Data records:
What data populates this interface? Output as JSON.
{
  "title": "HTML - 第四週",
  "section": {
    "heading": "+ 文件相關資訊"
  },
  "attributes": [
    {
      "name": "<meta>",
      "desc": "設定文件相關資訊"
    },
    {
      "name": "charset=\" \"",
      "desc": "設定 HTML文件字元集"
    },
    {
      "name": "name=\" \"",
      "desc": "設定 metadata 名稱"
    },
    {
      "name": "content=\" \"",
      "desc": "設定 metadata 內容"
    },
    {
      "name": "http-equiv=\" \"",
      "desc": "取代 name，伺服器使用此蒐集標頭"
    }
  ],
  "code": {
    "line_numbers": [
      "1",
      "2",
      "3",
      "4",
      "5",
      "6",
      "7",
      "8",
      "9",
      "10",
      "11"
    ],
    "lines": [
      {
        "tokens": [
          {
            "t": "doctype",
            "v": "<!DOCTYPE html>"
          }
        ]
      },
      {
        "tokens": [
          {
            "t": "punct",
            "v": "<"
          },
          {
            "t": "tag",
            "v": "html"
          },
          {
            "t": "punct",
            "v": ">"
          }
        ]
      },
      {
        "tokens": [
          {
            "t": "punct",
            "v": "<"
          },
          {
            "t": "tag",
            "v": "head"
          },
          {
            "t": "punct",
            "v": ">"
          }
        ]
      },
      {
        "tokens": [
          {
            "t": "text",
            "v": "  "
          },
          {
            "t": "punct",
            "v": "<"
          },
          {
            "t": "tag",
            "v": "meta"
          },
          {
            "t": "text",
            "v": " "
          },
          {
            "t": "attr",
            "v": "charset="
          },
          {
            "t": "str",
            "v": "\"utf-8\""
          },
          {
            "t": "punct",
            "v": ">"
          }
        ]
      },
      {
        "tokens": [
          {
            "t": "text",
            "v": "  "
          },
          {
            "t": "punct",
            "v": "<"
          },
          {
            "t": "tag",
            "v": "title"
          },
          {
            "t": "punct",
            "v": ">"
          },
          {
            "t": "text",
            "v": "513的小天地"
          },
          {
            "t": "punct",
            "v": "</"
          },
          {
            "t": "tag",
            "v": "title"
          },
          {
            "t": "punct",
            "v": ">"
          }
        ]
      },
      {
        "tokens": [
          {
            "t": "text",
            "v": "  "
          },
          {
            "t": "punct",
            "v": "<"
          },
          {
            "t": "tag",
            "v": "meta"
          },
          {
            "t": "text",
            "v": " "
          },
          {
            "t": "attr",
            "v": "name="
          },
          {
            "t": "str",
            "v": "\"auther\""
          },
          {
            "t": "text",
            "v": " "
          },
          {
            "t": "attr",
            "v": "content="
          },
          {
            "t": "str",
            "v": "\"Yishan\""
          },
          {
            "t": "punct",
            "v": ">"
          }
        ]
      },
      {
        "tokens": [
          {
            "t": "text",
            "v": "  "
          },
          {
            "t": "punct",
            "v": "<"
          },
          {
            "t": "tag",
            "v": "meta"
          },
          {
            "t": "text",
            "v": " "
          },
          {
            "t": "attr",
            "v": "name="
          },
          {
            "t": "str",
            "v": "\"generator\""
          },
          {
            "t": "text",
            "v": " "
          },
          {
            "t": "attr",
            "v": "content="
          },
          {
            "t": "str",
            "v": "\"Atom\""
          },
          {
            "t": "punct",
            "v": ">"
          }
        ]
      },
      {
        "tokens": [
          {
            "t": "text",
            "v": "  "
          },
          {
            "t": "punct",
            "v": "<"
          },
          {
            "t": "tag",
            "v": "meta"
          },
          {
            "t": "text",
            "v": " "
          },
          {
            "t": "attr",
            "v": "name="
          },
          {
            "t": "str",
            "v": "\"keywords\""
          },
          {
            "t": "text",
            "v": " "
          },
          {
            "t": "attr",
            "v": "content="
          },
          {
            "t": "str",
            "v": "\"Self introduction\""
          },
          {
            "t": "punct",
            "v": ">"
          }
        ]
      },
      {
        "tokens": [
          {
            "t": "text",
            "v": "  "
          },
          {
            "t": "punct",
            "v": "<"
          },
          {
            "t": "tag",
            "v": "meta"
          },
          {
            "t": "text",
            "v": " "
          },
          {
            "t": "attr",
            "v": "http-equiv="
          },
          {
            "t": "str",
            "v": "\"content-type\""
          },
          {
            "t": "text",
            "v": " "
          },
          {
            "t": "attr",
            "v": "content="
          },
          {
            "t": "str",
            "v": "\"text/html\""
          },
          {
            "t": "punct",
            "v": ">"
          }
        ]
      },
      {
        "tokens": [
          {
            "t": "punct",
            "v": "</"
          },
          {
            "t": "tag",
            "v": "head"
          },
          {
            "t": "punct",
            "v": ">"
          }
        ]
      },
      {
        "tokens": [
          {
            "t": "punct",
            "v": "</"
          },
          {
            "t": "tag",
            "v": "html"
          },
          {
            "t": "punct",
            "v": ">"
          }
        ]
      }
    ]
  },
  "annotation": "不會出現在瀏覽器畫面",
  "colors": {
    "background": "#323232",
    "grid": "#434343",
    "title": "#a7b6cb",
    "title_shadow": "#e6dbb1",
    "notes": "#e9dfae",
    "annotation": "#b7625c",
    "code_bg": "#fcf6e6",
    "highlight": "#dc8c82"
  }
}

* _DIRECTIONS FOR THIS TASK_:
The records above should be duplicated in full, exactly as given.

* _OUTPUT BELOW_:
What data populates this interface? Output as JSON.
{
  "title": "HTML - 第四週",
  "section": {
    "heading": "+ 文件相關資訊"
  },
  "attributes": [
    {
      "name": "<meta>",
      "desc": "設定文件相關資訊"
    },
    {
      "name": "charset=\" \"",
      "desc": "設定 HTML文件字元集"
    },
    {
      "name": "name=\" \"",
      "desc": "設定 metadata 名稱"
    },
    {
      "name": "content=\" \"",
      "desc": "設定 metadata 內容"
    },
    {
      "name": "http-equiv=\" \"",
      "desc": "取代 name，伺服器使用此蒐集標頭"
    }
  ],
  "code": {
    "line_numbers": [
      "1",
      "2",
      "3",
      "4",
      "5",
      "6",
      "7",
      "8",
      "9",
      "10",
      "11"
    ],
    "lines": [
      {
        "tokens": [
          {
            "t": "doctype",
            "v": "<!DOCTYPE html>"
          }
        ]
      },
      {
        "tokens": [
          {
            "t": "punct",
            "v": "<"
          },
          {
            "t": "tag",
            "v": "html"
          },
          {
            "t": "punct",
            "v": ">"
          }
        ]
      },
      {
        "tokens": [
          {
            "t": "punct",
            "v": "<"
          },
          {
            "t": "tag",
            "v": "head"
          },
          {
            "t": "punct",
            "v": ">"
          }
        ]
      },
      {
        "tokens": [
          {
            "t": "text",
            "v": "  "
          },
          {
            "t": "punct",
            "v": "<"
          },
          {
            "t": "tag",
            "v": "meta"
          },
          {
            "t": "text",
            "v": " "
          },
          {
            "t": "attr",
            "v": "charset="
          },
          {
            "t": "str",
            "v": "\"utf-8\""
          },
          {
            "t": "punct",
            "v": ">"
          }
        ]
      },
      {
        "tokens": [
          {
            "t": "text",
            "v": "  "
          },
          {
            "t": "punct",
            "v": "<"
          },
          {
            "t": "tag",
            "v": "title"
          },
          {
            "t": "punct",
            "v": ">"
          },
          {
            "t": "text",
            "v": "513的小天地"
          },
          {
            "t": "punct",
            "v": "</"
          },
          {
            "t": "tag",
            "v": "title"
          },
          {
            "t": "punct",
            "v": ">"
          }
        ]
      },
      {
        "tokens": [
          {
            "t": "text",
            "v": "  "
          },
          {
            "t": "punct",
            "v": "<"
          },
          {
            "t": "tag",
            "v": "meta"
          },
          {
            "t": "text",
            "v": " "
          },
          {
            "t": "attr",
            "v": "name="
          },
          {
            "t": "str",
            "v": "\"auther\""
          },
          {
            "t": "text",
            "v": " "
          },
          {
            "t": "attr",
            "v": "content="
          },
          {
            "t": "str",
            "v": "\"Yishan\""
          },
          {
            "t": "punct",
            "v": ">"
          }
        ]
      },
      {
        "tokens": [
          {
            "t": "text",
            "v": "  "
          },
          {
            "t": "punct",
            "v": "<"
          },
          {
            "t": "tag",
            "v": "meta"
          },
          {
            "t": "text",
            "v": " "
          },
          {
            "t": "attr",
            "v": "name="
          },
          {
            "t": "str",
            "v": "\"generator\""
          },
          {
            "t": "text",
            "v": " "
          },
          {
            "t": "attr",
            "v": "content="
          },
          {
            "t": "str",
            "v": "\"Atom\""
          },
          {
            "t": "punct",
            "v": ">"
          }
        ]
      },
      {
        "tokens": [
          {
            "t": "text",
            "v": "  "
          },
          {
            "t": "punct",
            "v": "<"
          },
          {
            "t": "tag",
            "v": "meta"
          },
          {
            "t": "text",
            "v": " "
          },
          {
            "t": "attr",
            "v": "name="
          },
          {
            "t": "str",
            "v": "\"keywords\""
          },
          {
            "t": "text",
            "v": " "
          },
          {
            "t": "attr",
            "v": "content="
          },
          {
            "t": "str",
            "v": "\"Self introduction\""
          },
          {
            "t": "punct",
            "v": ">"
          }
        ]
      },
      {
        "tokens": [
          {
            "t": "text",
            "v": "  "
          },
          {
            "t": "punct",
            "v": "<"
          },
          {
            "t": "tag",
            "v": "meta"
          },
          {
            "t": "text",
            "v": " "
          },
          {
            "t": "attr",
            "v": "http-equiv="
          },
          {
            "t": "str",
            "v": "\"content-type\""
          },
          {
            "t": "text",
            "v": " "
          },
          {
            "t": "attr",
            "v": "content="
          },
          {
            "t": "str",
            "v": "\"text/html\""
          },
          {
            "t": "punct",
            "v": ">"
          }
        ]
      },
      {
        "tokens": [
          {
            "t": "punct",
            "v": "</"
          },
          {
            "t": "tag",
            "v": "head"
          },
          {
            "t": "punct",
            "v": ">"
          }
        ]
      },
      {
        "tokens": [
          {
            "t": "punct",
            "v": "</"
          },
          {
            "t": "tag",
            "v": "html"
          },
          {
            "t": "punct",
            "v": ">"
          }
        ]
      }
    ]
  },
  "annotation": "不會出現在瀏覽器畫面",
  "colors": {
    "background": "#323232",
    "grid": "#434343",
    "title": "#a7b6cb",
    "title_shadow": "#e6dbb1",
    "notes": "#e9dfae",
    "annotation": "#b7625c",
    "code_bg": "#fcf6e6",
    "highlight": "#dc8c82"
  }
}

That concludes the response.